+++ Provided material

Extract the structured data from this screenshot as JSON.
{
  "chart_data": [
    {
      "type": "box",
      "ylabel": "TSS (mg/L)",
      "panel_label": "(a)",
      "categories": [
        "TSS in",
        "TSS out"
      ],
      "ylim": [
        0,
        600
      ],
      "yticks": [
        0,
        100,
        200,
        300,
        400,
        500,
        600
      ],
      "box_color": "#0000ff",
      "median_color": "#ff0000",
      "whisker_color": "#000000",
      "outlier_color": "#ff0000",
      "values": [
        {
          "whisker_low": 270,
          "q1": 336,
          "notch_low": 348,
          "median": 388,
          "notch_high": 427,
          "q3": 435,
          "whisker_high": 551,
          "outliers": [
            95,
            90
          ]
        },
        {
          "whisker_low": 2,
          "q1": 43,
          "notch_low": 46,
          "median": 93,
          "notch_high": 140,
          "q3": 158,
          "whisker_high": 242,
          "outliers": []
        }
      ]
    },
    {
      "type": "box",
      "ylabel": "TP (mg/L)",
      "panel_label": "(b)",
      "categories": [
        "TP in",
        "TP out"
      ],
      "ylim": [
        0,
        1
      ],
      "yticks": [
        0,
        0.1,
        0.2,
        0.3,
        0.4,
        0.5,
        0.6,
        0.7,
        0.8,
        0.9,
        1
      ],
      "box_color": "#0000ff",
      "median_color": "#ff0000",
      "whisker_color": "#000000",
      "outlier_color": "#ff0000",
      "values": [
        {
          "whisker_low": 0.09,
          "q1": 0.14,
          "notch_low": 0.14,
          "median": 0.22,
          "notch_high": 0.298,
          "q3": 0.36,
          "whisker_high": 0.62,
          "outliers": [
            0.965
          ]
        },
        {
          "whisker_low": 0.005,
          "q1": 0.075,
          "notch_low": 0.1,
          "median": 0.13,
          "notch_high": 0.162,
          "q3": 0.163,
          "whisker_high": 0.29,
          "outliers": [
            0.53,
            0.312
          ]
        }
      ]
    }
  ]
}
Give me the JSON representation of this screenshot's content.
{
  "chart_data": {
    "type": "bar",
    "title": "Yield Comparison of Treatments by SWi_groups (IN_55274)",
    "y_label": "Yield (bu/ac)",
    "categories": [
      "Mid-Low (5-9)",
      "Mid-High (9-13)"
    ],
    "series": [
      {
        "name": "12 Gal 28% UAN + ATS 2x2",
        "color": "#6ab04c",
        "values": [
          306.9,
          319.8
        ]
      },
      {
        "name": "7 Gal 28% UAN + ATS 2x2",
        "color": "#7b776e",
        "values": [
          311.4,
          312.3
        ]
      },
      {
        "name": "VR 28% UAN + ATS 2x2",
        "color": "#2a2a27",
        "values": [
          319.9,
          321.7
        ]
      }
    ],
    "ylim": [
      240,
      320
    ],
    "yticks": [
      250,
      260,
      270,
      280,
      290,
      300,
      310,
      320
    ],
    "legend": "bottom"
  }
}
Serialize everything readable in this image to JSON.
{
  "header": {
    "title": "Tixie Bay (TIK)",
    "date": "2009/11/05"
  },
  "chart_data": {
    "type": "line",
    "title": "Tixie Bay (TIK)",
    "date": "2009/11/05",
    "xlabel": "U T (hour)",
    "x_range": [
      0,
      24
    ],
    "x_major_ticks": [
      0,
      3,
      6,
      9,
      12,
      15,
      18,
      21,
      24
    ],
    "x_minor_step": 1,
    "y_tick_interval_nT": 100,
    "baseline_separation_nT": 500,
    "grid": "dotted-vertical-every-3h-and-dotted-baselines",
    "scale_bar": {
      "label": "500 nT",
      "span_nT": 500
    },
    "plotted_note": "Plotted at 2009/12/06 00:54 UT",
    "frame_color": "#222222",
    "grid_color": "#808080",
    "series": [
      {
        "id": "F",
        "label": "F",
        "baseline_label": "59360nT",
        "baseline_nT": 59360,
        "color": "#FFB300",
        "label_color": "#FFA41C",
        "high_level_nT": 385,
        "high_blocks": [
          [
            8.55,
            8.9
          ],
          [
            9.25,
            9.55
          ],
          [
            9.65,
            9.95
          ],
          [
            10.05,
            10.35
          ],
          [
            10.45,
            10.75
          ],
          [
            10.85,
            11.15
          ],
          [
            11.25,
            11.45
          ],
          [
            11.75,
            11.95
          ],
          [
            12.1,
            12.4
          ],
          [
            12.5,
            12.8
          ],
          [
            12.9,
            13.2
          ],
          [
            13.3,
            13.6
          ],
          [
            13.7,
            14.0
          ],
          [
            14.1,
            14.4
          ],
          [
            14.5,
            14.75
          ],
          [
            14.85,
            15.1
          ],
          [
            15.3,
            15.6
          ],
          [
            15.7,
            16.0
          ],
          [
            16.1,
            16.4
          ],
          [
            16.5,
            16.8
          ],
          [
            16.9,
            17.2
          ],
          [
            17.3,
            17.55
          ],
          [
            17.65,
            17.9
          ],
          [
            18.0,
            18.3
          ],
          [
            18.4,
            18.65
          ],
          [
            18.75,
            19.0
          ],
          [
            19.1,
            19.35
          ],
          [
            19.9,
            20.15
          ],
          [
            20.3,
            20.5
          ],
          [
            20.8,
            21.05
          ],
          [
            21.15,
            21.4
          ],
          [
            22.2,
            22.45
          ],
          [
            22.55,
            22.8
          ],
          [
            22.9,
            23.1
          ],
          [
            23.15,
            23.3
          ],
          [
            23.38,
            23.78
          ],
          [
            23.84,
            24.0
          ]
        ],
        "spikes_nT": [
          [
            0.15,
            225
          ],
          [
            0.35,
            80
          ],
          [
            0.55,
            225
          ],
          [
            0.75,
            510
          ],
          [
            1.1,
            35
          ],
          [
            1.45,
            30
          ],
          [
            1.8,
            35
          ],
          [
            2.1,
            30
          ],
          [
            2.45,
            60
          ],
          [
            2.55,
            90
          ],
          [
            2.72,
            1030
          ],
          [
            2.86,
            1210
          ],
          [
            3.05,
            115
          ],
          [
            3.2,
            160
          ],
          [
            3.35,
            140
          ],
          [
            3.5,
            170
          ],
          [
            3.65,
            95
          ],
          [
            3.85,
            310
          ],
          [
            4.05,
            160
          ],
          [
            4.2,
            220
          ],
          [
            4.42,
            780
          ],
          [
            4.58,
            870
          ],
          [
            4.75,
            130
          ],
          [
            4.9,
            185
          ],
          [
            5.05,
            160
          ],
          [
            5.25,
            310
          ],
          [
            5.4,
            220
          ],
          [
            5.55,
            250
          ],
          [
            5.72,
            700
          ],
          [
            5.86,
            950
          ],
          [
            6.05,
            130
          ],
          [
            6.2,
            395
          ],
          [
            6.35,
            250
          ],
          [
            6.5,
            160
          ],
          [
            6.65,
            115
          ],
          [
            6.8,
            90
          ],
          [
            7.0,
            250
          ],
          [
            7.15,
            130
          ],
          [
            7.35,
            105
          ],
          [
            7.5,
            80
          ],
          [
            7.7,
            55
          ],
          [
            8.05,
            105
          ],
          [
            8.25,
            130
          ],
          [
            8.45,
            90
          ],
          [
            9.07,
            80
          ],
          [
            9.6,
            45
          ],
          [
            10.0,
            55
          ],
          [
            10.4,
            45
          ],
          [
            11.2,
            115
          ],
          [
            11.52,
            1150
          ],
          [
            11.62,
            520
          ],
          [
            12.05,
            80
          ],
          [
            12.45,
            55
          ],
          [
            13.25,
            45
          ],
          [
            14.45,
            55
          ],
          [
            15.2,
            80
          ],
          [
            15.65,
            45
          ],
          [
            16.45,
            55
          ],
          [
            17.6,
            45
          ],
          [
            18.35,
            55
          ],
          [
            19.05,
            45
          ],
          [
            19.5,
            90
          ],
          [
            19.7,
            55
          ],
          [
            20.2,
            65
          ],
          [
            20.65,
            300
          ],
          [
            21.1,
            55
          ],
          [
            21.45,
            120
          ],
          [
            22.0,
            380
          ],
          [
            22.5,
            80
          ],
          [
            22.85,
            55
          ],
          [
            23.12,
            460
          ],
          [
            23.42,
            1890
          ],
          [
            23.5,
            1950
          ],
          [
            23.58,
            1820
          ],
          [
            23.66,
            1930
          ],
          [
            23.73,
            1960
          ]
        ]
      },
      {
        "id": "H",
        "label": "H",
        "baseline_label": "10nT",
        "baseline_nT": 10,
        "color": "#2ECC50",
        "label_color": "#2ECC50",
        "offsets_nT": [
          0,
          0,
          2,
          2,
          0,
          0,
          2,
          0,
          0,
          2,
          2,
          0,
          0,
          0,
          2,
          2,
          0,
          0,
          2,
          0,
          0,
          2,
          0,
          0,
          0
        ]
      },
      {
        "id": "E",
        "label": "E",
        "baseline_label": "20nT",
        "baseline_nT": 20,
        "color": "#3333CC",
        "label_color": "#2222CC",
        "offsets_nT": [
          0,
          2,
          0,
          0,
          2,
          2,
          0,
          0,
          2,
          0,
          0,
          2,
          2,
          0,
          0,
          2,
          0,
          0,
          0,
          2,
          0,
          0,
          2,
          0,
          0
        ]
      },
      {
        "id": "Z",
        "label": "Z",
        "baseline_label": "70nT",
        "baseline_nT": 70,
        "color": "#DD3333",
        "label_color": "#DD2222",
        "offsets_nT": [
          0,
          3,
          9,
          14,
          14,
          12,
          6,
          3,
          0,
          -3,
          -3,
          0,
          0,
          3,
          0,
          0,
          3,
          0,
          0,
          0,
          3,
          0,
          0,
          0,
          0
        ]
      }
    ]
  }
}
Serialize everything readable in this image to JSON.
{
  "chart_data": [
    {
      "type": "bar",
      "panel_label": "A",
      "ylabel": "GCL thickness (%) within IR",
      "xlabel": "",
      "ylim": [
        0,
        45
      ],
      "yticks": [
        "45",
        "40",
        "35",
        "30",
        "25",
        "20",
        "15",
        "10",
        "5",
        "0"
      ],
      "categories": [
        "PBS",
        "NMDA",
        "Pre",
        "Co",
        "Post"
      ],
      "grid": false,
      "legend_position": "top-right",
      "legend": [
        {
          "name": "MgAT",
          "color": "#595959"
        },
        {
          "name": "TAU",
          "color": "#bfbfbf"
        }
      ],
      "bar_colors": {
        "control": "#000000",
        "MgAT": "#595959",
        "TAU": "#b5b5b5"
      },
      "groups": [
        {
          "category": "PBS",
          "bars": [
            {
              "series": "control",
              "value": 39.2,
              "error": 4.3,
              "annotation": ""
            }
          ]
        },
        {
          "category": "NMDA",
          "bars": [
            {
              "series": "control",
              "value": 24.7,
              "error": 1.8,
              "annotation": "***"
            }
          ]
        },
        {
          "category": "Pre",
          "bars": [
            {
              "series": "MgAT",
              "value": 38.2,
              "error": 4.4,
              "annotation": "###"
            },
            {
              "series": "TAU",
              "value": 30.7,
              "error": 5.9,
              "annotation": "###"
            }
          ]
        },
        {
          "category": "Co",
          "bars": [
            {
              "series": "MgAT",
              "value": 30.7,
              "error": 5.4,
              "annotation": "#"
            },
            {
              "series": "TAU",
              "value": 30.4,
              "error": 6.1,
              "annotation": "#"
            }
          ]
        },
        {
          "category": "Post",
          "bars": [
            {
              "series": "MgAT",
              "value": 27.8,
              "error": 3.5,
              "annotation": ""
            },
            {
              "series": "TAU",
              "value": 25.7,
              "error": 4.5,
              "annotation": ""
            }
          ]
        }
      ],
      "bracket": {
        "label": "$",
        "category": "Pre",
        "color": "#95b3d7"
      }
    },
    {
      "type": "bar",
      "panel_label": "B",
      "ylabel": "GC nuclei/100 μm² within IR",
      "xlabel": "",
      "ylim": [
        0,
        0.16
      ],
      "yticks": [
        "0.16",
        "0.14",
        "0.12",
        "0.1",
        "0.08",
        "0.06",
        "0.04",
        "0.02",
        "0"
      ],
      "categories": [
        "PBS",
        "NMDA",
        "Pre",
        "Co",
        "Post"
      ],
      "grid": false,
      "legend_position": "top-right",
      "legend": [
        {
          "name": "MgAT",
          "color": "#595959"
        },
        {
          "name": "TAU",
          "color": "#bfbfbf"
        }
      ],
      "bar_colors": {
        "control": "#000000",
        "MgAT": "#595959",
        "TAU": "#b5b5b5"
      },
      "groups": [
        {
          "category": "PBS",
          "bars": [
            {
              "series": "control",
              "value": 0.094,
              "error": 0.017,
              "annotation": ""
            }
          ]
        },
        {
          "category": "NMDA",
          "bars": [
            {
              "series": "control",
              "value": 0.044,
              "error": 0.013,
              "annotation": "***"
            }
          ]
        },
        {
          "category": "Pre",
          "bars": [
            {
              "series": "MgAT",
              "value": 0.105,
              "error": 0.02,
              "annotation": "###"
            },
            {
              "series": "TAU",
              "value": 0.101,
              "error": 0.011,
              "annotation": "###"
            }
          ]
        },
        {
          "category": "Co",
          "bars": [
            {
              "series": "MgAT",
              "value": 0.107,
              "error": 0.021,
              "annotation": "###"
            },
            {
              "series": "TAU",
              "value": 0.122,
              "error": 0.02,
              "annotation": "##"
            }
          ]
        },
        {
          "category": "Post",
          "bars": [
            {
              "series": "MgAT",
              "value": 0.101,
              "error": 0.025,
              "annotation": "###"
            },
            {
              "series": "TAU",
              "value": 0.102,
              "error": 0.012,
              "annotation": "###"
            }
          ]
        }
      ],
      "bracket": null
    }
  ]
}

++++++

Goal of the exercise: Pull out every line of the records above that contains the word "ylabel".

Full output:
      "ylabel": "TSS (mg/L)",
      "ylabel": "TP (mg/L)",
      "ylabel": "GCL thickness (%) within IR",
      "ylabel": "GC nuclei/100 μm² within IR",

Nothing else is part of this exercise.